■ Description of the task: Identify each line below that contains the word "title", and copy it out.

■ Records supplied:

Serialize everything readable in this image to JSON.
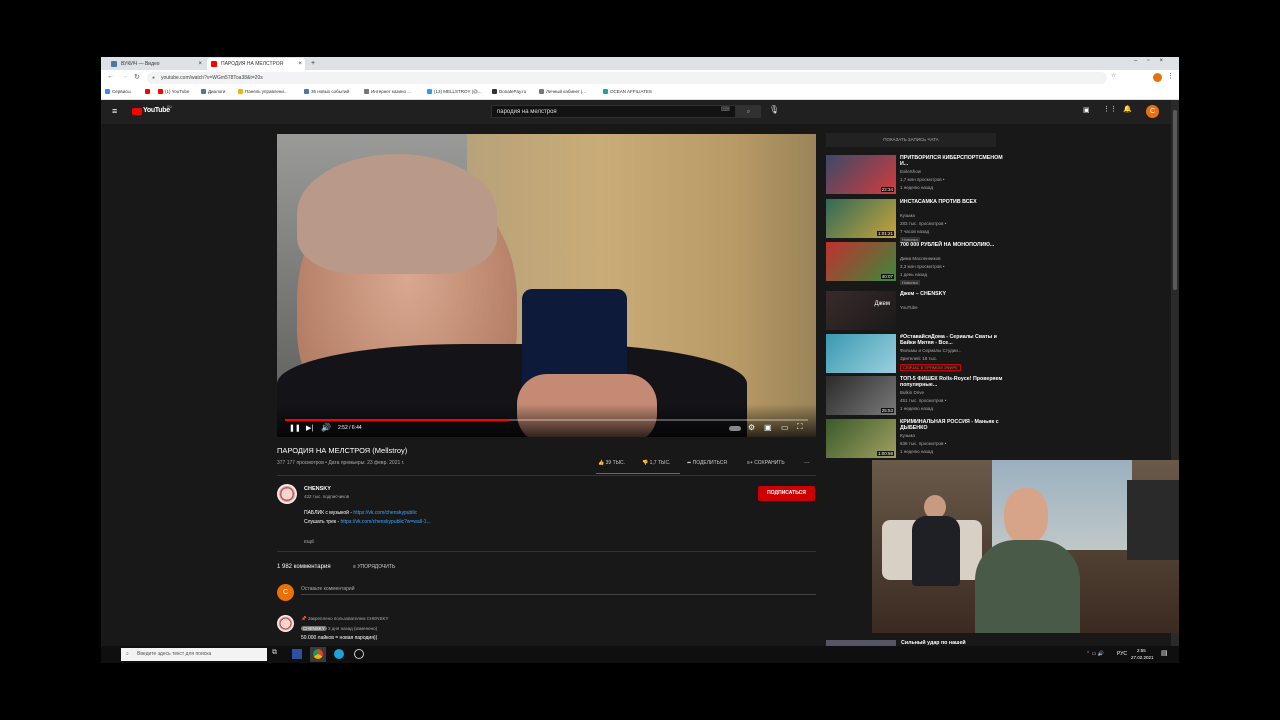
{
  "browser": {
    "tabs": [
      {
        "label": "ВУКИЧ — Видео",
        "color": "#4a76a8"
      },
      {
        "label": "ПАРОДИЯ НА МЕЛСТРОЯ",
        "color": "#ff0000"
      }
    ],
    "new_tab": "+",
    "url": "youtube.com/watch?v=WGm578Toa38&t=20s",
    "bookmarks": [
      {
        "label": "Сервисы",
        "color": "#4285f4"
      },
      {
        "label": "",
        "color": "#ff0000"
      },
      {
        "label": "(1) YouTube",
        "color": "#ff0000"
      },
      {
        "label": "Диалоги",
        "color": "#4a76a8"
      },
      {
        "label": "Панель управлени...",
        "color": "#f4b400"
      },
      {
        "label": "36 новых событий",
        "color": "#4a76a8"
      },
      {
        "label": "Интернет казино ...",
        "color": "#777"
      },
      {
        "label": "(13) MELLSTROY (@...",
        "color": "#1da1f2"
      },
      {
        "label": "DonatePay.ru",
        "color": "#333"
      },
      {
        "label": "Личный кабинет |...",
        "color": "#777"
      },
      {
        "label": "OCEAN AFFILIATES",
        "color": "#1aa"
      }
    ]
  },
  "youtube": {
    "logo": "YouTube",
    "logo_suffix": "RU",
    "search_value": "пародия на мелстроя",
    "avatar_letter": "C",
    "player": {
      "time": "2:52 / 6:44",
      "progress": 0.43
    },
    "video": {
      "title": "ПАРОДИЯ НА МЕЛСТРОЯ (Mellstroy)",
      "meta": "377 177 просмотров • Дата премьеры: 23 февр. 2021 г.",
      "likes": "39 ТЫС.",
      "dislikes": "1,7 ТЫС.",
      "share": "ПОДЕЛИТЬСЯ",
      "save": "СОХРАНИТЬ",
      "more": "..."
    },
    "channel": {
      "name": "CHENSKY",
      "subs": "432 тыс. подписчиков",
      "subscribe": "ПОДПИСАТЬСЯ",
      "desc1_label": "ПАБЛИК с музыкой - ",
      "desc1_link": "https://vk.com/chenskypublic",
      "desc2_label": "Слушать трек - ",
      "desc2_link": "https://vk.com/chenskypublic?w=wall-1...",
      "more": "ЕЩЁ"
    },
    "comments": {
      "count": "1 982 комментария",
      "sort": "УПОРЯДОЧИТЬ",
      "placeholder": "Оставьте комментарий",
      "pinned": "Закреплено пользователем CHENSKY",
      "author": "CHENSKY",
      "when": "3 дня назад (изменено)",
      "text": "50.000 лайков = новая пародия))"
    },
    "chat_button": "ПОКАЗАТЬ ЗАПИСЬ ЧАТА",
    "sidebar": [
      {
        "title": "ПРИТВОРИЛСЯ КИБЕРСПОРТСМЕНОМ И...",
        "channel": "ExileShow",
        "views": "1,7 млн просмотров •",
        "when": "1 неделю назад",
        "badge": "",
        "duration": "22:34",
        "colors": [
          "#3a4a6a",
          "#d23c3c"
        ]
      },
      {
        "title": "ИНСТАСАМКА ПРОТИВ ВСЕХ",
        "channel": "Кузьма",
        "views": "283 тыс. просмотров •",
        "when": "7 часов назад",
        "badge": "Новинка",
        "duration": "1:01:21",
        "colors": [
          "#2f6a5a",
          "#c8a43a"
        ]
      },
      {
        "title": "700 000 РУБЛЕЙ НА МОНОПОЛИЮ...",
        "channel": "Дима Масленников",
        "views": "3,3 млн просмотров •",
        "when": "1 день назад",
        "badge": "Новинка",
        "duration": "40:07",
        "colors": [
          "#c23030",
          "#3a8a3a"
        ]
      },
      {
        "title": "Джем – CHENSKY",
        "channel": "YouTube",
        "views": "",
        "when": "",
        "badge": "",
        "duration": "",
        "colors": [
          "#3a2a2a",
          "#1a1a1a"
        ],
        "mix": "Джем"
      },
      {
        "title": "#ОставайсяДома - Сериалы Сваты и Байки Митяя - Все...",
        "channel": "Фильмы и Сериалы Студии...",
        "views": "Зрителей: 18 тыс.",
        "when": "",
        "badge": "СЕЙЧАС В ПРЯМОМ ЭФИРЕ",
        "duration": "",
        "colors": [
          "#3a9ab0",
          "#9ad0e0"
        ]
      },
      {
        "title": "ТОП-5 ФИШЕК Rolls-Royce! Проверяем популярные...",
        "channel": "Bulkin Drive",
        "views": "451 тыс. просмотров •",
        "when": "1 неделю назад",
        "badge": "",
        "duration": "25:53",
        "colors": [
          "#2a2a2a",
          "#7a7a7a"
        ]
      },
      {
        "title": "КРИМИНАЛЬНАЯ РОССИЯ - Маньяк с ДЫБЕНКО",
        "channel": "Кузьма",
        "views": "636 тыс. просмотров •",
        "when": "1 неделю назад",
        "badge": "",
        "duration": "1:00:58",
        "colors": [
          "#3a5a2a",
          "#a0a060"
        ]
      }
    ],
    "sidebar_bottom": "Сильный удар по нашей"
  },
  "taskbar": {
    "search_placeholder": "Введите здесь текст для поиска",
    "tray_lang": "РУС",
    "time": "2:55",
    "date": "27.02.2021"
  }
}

■ Result of this exercise:
      "title": "ПАРОДИЯ НА МЕЛСТРОЯ (Mellstroy)",
        "title": "ПРИТВОРИЛСЯ КИБЕРСПОРТСМЕНОМ И...",
        "title": "ИНСТАСАМКА ПРОТИВ ВСЕХ",
        "title": "700 000 РУБЛЕЙ НА МОНОПОЛИЮ...",
        "title": "Джем – CHENSKY",
        "title": "#ОставайсяДома - Сериалы Сваты и Байки Митяя - Все...",
        "title": "ТОП-5 ФИШЕК Rolls-Royce! Проверяем популярные...",
        "title": "КРИМИНАЛЬНАЯ РОССИЯ - Маньяк с ДЫБЕНКО",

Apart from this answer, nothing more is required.